- **Task description**
For each entry, restate it word for word while omitting any image it holds.
Start of Excerpted data
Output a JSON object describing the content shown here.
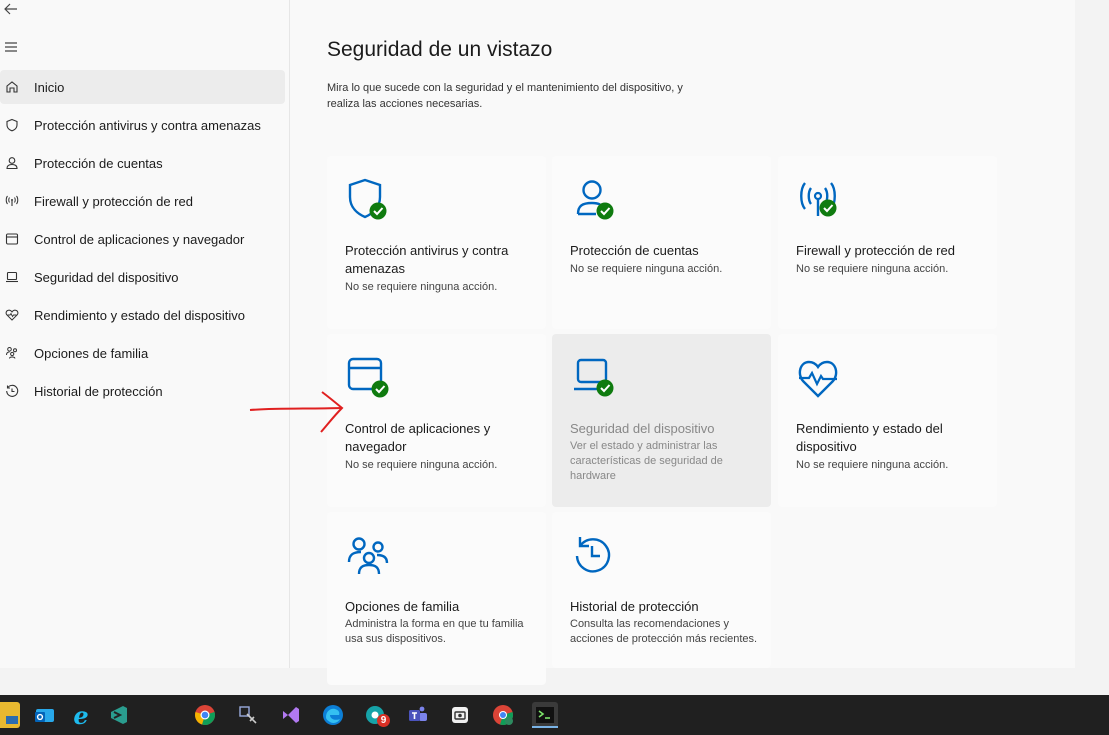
{
  "sidebar": {
    "back_icon": "back-arrow-icon",
    "menu_icon": "hamburger-menu-icon",
    "items": [
      {
        "label": "Inicio",
        "icon": "home-icon",
        "active": true
      },
      {
        "label": "Protección antivirus y contra amenazas",
        "icon": "shield-icon"
      },
      {
        "label": "Protección de cuentas",
        "icon": "person-icon"
      },
      {
        "label": "Firewall y protección de red",
        "icon": "wifi-antenna-icon"
      },
      {
        "label": "Control de aplicaciones y navegador",
        "icon": "browser-window-icon"
      },
      {
        "label": "Seguridad del dispositivo",
        "icon": "laptop-icon"
      },
      {
        "label": "Rendimiento y estado del dispositivo",
        "icon": "heart-pulse-icon"
      },
      {
        "label": "Opciones de familia",
        "icon": "family-icon"
      },
      {
        "label": "Historial de protección",
        "icon": "history-icon"
      }
    ]
  },
  "main": {
    "title": "Seguridad de un vistazo",
    "subtitle": "Mira lo que sucede con la seguridad y el mantenimiento del dispositivo, y realiza las acciones necesarias.",
    "cards": [
      {
        "title": "Protección antivirus y contra amenazas",
        "desc": "No se requiere ninguna acción.",
        "icon": "shield-check-icon"
      },
      {
        "title": "Protección de cuentas",
        "desc": "No se requiere ninguna acción.",
        "icon": "person-check-icon"
      },
      {
        "title": "Firewall y protección de red",
        "desc": "No se requiere ninguna acción.",
        "icon": "antenna-check-icon"
      },
      {
        "title": "Control de aplicaciones y navegador",
        "desc": "No se requiere ninguna acción.",
        "icon": "browser-check-icon"
      },
      {
        "title": "Seguridad del dispositivo",
        "desc": "Ver el estado y administrar las características de seguridad de hardware",
        "icon": "laptop-check-icon"
      },
      {
        "title": "Rendimiento y estado del dispositivo",
        "desc": "No se requiere ninguna acción.",
        "icon": "heart-pulse-icon"
      },
      {
        "title": "Opciones de familia",
        "desc": "Administra la forma en que tu familia usa sus dispositivos.",
        "icon": "family-icon"
      },
      {
        "title": "Historial de protección",
        "desc": "Consulta las recomendaciones y acciones de protección más recientes.",
        "icon": "history-icon"
      }
    ]
  },
  "taskbar": {
    "badge_count": "9",
    "icons": [
      "file-explorer-icon",
      "outlook-icon",
      "internet-explorer-icon",
      "visual-studio-code-icon",
      "chrome-icon",
      "snipping-tool-icon",
      "visual-studio-icon",
      "edge-icon",
      "chrome-badge-icon",
      "teams-icon",
      "camera-app-icon",
      "chrome-profile-icon",
      "terminal-icon"
    ]
  },
  "colors": {
    "accent": "#0067c0",
    "check_green": "#0f7b0f",
    "annotation_red": "#e02020",
    "taskbar_bg": "#202020"
  }
}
End of Excerpted data
- **Your response**
Output a JSON object describing the content shown here.
{
  "sidebar": {
    "back_icon": "back-arrow-icon",
    "menu_icon": "hamburger-menu-icon",
    "items": [
      {
        "label": "Inicio",
        "icon": "home-icon",
        "active": true
      },
      {
        "label": "Protección antivirus y contra amenazas",
        "icon": "shield-icon"
      },
      {
        "label": "Protección de cuentas",
        "icon": "person-icon"
      },
      {
        "label": "Firewall y protección de red",
        "icon": "wifi-antenna-icon"
      },
      {
        "label": "Control de aplicaciones y navegador",
        "icon": "browser-window-icon"
      },
      {
        "label": "Seguridad del dispositivo",
        "icon": "laptop-icon"
      },
      {
        "label": "Rendimiento y estado del dispositivo",
        "icon": "heart-pulse-icon"
      },
      {
        "label": "Opciones de familia",
        "icon": "family-icon"
      },
      {
        "label": "Historial de protección",
        "icon": "history-icon"
      }
    ]
  },
  "main": {
    "title": "Seguridad de un vistazo",
    "subtitle": "Mira lo que sucede con la seguridad y el mantenimiento del dispositivo, y realiza las acciones necesarias.",
    "cards": [
      {
        "title": "Protección antivirus y contra amenazas",
        "desc": "No se requiere ninguna acción.",
        "icon": "shield-check-icon"
      },
      {
        "title": "Protección de cuentas",
        "desc": "No se requiere ninguna acción.",
        "icon": "person-check-icon"
      },
      {
        "title": "Firewall y protección de red",
        "desc": "No se requiere ninguna acción.",
        "icon": "antenna-check-icon"
      },
      {
        "title": "Control de aplicaciones y navegador",
        "desc": "No se requiere ninguna acción.",
        "icon": "browser-check-icon"
      },
      {
        "title": "Seguridad del dispositivo",
        "desc": "Ver el estado y administrar las características de seguridad de hardware",
        "icon": "laptop-check-icon"
      },
      {
        "title": "Rendimiento y estado del dispositivo",
        "desc": "No se requiere ninguna acción.",
        "icon": "heart-pulse-icon"
      },
      {
        "title": "Opciones de familia",
        "desc": "Administra la forma en que tu familia usa sus dispositivos.",
        "icon": "family-icon"
      },
      {
        "title": "Historial de protección",
        "desc": "Consulta las recomendaciones y acciones de protección más recientes.",
        "icon": "history-icon"
      }
    ]
  },
  "taskbar": {
    "badge_count": "9",
    "icons": [
      "file-explorer-icon",
      "outlook-icon",
      "internet-explorer-icon",
      "visual-studio-code-icon",
      "chrome-icon",
      "snipping-tool-icon",
      "visual-studio-icon",
      "edge-icon",
      "chrome-badge-icon",
      "teams-icon",
      "camera-app-icon",
      "chrome-profile-icon",
      "terminal-icon"
    ]
  },
  "colors": {
    "accent": "#0067c0",
    "check_green": "#0f7b0f",
    "annotation_red": "#e02020",
    "taskbar_bg": "#202020"
  }
}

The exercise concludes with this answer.